Data entries
— START —

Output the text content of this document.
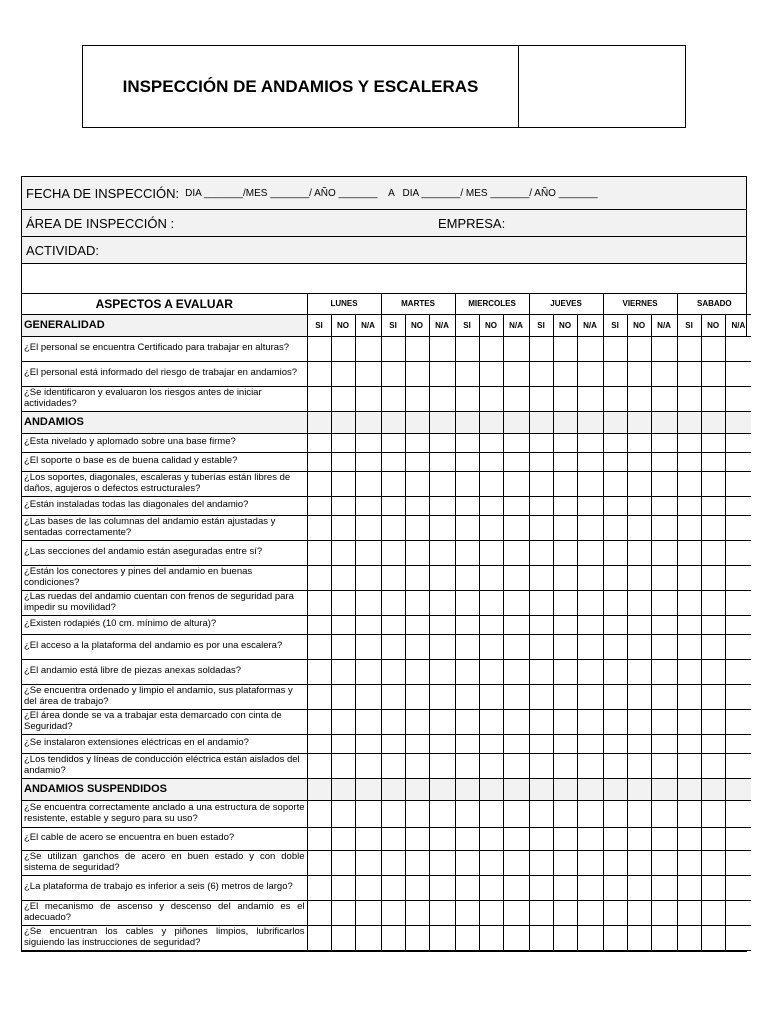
INSPECCIÓN DE ANDAMIOS Y ESCALERAS
FECHA DE INSPECCIÓN: DIA _______/MES _______/ AÑO _______    A   DIA _______/ MES _______/ AÑO _______
ÁREA DE INSPECCIÓN :	EMPRESA:
ACTIVIDAD:
ASPECTOS A EVALUAR	LUNES			MARTES			MIERCOLES			JUEVES			VIERNES			SABADO		
GENERALIDAD	SI	NO	N/A	SI	NO	N/A	SI	NO	N/A	SI	NO	N/A	SI	NO	N/A	SI	NO	N/A
¿El personal se encuentra Certificado para trabajar en alturas?																		
¿El personal está informado del riesgo de trabajar en andamios?																		
¿Se identificaron y evaluaron los riesgos antes de iniciar actividades?																		
ANDAMIOS																		
¿Esta nivelado y aplomado sobre una base firme?																		
¿El soporte o base es de buena calidad y estable?																		
¿Los soportes, diagonales, escaleras y tuberías están libres de daños, agujeros o defectos estructurales?																		
¿Están instaladas todas las diagonales del andamio?																		
¿Las bases de las columnas del andamio están ajustadas y sentadas correctamente?																		
¿Las secciones del andamio están aseguradas entre sí?																		
¿Están los conectores y pines del andamio en buenas condiciones?																		
¿Las ruedas del andamio cuentan con frenos de seguridad para impedir su movilidad?																		
¿Existen rodapiés (10 cm. mínimo de altura)?																		
¿El acceso a la plataforma del andamio es por una escalera?																		
¿El andamio está libre de piezas anexas soldadas?																		
¿Se encuentra ordenado y limpio el andamio, sus plataformas y del área de trabajo?																		
¿El área donde se va a trabajar esta demarcado con cinta de Seguridad?																		
¿Se instalaron extensiones eléctricas en el andamio?																		
¿Los tendidos y líneas de conducción eléctrica están aislados del andamio?																		
ANDAMIOS SUSPENDIDOS																		
¿Se encuentra correctamente anclado a una estructura de soporte resistente, estable y seguro para su uso?																		
¿El cable de acero se encuentra en buen estado?																		
¿Se utilizan ganchos de acero en buen estado y con doble sistema de seguridad?																		
¿La plataforma de trabajo es inferior a seis (6) metros de largo?																		
¿El mecanismo de ascenso y descenso del andamio es el adecuado?																		
¿Se encuentran los cables y piñones limpios, lubrificarlos siguiendo las instrucciones de seguridad?																		
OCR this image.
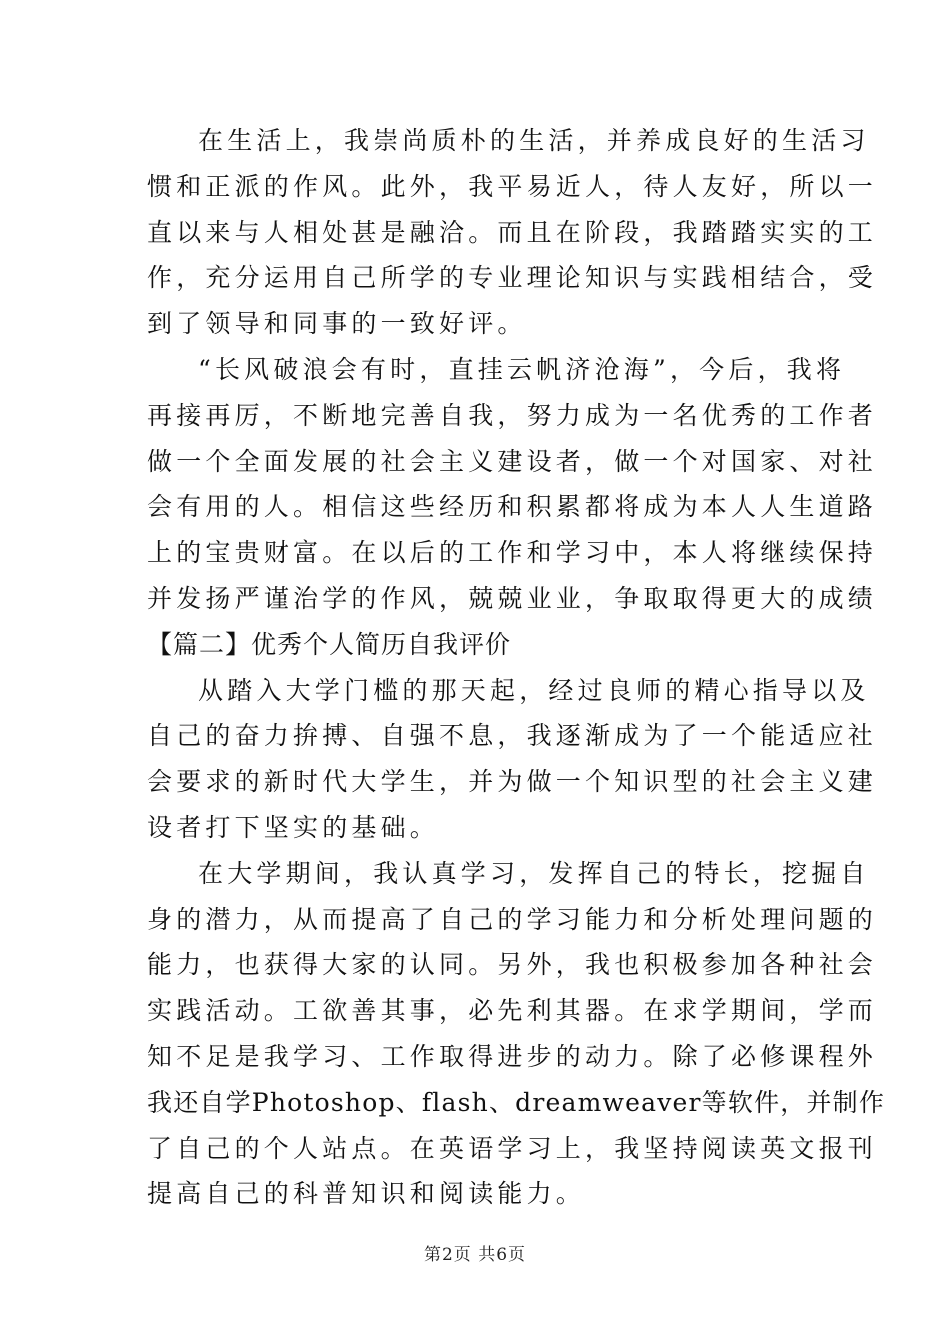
在生活上，我崇尚质朴的生活，并养成良好的生活习
惯和正派的作风。此外，我平易近人，待人友好，所以一
直以来与人相处甚是融洽。而且在阶段，我踏踏实实的工
作，充分运用自己所学的专业理论知识与实践相结合，受
到了领导和同事的一致好评。
“长风破浪会有时，直挂云帆济沧海”，今后，我将
再接再厉，不断地完善自我，努力成为一名优秀的工作者
做一个全面发展的社会主义建设者，做一个对国家、对社
会有用的人。相信这些经历和积累都将成为本人人生道路
上的宝贵财富。在以后的工作和学习中，本人将继续保持
并发扬严谨治学的作风，兢兢业业，争取取得更大的成绩
【篇二】优秀个人简历自我评价
从踏入大学门槛的那天起，经过良师的精心指导以及
自己的奋力拚搏、自强不息，我逐渐成为了一个能适应社
会要求的新时代大学生，并为做一个知识型的社会主义建
设者打下坚实的基础。
在大学期间，我认真学习，发挥自己的特长，挖掘自
身的潜力，从而提高了自己的学习能力和分析处理问题的
能力，也获得大家的认同。另外，我也积极参加各种社会
实践活动。工欲善其事，必先利其器。在求学期间，学而
知不足是我学习、工作取得进步的动力。除了必修课程外
我还自学Photoshop、flash、dreamweaver等软件，并制作
了自己的个人站点。在英语学习上，我坚持阅读英文报刊
提高自己的科普知识和阅读能力。
第2页 共6页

— END —

GOAL
Find all lines where the word "this" appears. Copy them.

EXERCISE SOLUTION
Output the text content of this document.
OCR this image.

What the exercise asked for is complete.